▶ [Description of the task] Copy each line exactly. Drop every picture.

>>>>>

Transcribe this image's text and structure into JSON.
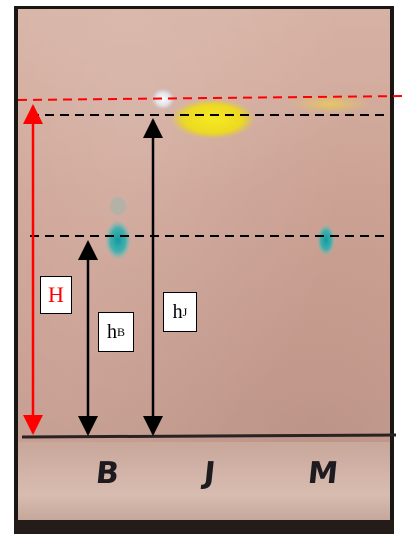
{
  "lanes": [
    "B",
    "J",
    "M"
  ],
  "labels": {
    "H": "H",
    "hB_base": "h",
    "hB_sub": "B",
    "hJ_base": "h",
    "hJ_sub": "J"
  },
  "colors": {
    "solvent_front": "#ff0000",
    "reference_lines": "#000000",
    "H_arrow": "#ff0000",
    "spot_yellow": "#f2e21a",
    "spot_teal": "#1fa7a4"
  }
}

<<<<<

▶ [Written solution]
Transcribe this image's text and structure into JSON.
{
  "lanes": [
    "B",
    "J",
    "M"
  ],
  "labels": {
    "H": "H",
    "hB_base": "h",
    "hB_sub": "B",
    "hJ_base": "h",
    "hJ_sub": "J"
  },
  "colors": {
    "solvent_front": "#ff0000",
    "reference_lines": "#000000",
    "H_arrow": "#ff0000",
    "spot_yellow": "#f2e21a",
    "spot_teal": "#1fa7a4"
  }
}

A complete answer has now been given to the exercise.